Material for this task -
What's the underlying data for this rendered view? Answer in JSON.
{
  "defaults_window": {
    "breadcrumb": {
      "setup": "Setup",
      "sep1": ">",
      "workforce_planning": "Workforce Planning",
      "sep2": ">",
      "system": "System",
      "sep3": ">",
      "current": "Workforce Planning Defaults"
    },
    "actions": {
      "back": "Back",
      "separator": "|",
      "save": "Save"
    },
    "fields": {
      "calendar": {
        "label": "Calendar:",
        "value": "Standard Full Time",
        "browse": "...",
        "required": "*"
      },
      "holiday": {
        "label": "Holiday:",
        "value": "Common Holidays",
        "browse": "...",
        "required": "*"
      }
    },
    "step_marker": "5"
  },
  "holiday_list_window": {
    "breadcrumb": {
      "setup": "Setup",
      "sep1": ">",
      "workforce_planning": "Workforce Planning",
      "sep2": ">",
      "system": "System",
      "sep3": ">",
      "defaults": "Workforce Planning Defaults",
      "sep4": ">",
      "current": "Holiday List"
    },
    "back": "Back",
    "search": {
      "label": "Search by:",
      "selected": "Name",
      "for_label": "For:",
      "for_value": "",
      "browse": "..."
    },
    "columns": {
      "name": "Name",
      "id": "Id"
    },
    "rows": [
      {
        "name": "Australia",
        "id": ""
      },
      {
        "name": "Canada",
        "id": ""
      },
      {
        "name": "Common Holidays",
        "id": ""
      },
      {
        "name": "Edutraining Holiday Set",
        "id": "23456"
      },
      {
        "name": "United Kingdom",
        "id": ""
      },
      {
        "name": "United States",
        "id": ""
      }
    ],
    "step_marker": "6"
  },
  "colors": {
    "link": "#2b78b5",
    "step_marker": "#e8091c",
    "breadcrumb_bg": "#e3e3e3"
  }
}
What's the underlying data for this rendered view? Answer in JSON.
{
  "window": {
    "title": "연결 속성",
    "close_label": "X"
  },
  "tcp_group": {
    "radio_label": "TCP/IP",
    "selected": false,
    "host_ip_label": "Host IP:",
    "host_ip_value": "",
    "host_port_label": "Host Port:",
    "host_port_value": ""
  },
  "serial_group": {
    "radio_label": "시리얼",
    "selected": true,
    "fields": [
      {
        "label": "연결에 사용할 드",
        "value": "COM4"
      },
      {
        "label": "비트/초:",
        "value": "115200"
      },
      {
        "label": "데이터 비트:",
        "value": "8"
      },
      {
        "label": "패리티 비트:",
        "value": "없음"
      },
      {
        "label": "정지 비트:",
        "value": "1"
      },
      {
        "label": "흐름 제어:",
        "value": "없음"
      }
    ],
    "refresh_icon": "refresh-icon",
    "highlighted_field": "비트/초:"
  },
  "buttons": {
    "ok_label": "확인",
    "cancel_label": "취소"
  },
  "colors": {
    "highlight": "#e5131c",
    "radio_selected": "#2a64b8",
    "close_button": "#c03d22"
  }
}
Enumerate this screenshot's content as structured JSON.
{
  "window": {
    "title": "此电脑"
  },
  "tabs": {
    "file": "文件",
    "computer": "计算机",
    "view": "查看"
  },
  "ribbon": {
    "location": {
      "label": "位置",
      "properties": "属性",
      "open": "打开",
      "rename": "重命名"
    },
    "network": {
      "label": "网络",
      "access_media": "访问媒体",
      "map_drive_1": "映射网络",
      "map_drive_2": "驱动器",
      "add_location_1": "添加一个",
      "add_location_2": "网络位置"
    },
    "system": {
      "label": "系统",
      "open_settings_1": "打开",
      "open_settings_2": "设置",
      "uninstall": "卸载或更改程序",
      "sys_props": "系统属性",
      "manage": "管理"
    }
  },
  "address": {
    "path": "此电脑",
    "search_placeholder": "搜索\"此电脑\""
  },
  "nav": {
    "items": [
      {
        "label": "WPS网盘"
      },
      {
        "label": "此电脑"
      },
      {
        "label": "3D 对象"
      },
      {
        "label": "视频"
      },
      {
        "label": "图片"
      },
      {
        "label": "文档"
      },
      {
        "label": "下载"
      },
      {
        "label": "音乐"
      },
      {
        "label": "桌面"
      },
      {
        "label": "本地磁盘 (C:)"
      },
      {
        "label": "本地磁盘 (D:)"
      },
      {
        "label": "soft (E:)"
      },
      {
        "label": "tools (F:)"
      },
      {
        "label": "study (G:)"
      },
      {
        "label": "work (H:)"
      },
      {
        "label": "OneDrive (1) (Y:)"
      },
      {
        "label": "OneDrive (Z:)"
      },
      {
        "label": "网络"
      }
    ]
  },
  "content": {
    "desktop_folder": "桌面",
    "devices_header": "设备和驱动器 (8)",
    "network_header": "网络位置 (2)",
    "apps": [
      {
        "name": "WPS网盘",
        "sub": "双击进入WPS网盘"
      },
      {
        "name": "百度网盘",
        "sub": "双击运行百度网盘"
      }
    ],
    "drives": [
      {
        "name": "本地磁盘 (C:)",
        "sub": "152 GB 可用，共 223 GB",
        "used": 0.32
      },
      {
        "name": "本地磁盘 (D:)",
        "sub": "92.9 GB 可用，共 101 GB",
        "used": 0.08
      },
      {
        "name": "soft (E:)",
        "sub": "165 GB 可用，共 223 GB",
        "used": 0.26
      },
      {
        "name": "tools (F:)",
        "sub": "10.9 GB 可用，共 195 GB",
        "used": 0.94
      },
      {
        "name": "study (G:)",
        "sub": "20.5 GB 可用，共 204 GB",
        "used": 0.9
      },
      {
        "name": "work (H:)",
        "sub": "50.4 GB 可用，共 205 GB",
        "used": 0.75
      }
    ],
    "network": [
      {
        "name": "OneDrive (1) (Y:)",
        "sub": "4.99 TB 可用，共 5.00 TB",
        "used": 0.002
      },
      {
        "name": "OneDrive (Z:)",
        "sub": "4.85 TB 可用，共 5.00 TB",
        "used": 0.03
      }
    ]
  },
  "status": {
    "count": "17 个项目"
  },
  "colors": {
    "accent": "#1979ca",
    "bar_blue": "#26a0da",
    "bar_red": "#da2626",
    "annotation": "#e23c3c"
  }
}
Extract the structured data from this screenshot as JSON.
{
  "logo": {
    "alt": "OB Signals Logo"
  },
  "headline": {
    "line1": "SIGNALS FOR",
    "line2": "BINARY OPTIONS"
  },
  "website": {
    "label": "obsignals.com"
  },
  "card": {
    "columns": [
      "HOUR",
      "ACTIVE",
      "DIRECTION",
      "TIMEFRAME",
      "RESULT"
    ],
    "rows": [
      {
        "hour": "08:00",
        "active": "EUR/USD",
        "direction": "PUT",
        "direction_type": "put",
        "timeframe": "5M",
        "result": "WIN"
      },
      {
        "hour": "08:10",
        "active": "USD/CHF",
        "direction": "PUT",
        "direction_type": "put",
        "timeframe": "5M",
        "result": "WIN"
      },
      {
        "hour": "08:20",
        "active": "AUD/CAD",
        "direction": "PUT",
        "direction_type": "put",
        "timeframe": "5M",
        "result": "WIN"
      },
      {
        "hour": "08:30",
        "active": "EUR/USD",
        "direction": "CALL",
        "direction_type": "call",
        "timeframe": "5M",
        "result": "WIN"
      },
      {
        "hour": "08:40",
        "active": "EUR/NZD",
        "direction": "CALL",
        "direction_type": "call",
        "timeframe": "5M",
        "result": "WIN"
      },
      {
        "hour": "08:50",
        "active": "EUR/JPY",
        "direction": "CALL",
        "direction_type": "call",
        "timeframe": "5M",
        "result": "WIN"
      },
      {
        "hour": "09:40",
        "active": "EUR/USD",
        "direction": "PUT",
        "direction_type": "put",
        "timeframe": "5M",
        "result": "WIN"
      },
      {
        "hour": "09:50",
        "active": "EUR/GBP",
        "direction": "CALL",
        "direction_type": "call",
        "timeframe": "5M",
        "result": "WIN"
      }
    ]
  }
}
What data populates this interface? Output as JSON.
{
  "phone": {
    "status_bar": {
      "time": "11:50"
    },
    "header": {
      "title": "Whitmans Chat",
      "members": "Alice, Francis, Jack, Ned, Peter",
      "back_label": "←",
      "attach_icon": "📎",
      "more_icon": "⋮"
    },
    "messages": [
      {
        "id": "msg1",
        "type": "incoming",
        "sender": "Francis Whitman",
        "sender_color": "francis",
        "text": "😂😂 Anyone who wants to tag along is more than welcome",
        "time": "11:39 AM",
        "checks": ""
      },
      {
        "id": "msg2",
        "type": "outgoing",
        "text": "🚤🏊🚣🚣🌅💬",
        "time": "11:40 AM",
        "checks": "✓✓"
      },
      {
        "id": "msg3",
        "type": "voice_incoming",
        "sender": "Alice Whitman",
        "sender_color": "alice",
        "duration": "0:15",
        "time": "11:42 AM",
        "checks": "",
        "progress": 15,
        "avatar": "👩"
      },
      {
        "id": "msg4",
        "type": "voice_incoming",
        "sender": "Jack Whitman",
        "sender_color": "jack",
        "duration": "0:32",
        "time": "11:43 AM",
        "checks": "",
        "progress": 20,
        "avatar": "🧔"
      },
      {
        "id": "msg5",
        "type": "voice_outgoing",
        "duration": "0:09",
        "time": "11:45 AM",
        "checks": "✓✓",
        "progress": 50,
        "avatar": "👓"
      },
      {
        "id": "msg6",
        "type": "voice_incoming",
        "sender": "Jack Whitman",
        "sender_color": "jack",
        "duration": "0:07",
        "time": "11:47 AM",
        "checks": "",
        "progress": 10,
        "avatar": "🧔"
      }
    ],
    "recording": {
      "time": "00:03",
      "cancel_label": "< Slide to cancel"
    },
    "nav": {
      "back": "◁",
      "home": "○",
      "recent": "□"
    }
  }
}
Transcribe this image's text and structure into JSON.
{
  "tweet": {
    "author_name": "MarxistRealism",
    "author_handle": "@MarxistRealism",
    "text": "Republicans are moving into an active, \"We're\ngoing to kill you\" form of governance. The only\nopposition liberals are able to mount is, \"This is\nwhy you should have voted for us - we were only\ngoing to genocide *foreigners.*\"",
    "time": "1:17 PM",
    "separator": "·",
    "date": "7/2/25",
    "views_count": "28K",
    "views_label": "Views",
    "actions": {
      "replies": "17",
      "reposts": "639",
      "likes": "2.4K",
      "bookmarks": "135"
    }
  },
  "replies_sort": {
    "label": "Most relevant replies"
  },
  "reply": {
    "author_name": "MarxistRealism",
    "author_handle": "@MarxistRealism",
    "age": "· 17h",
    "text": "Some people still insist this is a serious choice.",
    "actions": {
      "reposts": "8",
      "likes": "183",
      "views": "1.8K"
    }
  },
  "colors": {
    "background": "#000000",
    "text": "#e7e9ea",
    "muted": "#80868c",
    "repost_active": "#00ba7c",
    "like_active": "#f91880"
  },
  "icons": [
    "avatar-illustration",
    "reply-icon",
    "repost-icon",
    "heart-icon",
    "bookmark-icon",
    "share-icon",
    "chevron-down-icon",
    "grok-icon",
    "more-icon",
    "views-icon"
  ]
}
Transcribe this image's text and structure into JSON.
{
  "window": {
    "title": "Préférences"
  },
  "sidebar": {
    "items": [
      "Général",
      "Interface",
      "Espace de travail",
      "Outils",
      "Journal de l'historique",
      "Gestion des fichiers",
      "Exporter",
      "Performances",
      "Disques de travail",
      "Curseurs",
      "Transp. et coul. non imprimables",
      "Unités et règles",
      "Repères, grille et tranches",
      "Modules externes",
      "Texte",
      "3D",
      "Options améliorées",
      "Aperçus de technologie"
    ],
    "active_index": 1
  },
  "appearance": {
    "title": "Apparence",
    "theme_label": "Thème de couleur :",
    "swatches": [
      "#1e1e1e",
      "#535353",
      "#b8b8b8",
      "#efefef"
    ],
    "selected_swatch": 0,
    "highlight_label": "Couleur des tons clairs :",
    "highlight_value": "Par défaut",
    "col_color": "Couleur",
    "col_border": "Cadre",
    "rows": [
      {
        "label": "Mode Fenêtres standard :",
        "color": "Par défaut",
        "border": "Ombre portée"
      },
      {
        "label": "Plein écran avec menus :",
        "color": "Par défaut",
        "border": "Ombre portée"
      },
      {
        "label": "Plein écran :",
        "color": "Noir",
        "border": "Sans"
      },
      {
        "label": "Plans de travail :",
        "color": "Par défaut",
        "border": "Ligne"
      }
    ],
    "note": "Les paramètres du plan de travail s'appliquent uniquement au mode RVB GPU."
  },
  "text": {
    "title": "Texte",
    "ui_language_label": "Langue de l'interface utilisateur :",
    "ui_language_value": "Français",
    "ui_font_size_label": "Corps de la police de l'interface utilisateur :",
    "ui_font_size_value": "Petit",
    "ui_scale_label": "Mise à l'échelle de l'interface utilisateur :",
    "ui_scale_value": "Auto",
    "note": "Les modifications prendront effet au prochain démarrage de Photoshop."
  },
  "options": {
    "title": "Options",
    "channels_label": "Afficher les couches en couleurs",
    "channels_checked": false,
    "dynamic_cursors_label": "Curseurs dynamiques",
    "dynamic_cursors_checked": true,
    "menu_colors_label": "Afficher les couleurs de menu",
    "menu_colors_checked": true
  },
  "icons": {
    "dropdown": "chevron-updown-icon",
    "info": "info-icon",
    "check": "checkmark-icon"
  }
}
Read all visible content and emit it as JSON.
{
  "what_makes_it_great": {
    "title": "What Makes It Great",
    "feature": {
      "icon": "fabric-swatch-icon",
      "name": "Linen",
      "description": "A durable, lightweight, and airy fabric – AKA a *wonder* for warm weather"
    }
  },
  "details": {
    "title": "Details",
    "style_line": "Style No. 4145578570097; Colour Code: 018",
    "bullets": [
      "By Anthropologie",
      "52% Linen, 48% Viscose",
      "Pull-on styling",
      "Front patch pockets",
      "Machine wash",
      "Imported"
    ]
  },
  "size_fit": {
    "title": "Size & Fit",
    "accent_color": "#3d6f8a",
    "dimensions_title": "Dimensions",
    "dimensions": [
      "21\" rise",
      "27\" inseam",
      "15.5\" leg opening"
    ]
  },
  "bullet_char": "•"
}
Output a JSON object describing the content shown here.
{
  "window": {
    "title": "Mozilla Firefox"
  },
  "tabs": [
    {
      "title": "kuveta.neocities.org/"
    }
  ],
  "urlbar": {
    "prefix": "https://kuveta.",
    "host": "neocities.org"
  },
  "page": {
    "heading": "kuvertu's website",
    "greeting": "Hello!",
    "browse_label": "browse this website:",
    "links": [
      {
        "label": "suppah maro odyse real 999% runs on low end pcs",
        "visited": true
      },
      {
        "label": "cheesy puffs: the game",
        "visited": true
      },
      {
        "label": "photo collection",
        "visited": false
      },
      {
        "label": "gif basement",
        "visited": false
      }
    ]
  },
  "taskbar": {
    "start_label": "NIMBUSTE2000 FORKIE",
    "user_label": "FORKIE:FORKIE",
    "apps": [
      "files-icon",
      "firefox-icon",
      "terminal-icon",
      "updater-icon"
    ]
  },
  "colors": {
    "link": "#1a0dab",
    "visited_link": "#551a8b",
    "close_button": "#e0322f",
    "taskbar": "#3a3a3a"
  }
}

Task - Pull out all lines from the listing that contain the string "JSON".

Exercise answer -
What's the underlying data for this rendered view? Answer in JSON.
What's the underlying data for this rendered view? Answer in JSON.
Enumerate this screenshot's content as structured JSON.
Extract the structured data from this screenshot as JSON.
What data populates this interface? Output as JSON.
Transcribe this image's text and structure into JSON.
Transcribe this image's text and structure into JSON.
Read all visible content and emit it as JSON.
Output a JSON object describing the content shown here.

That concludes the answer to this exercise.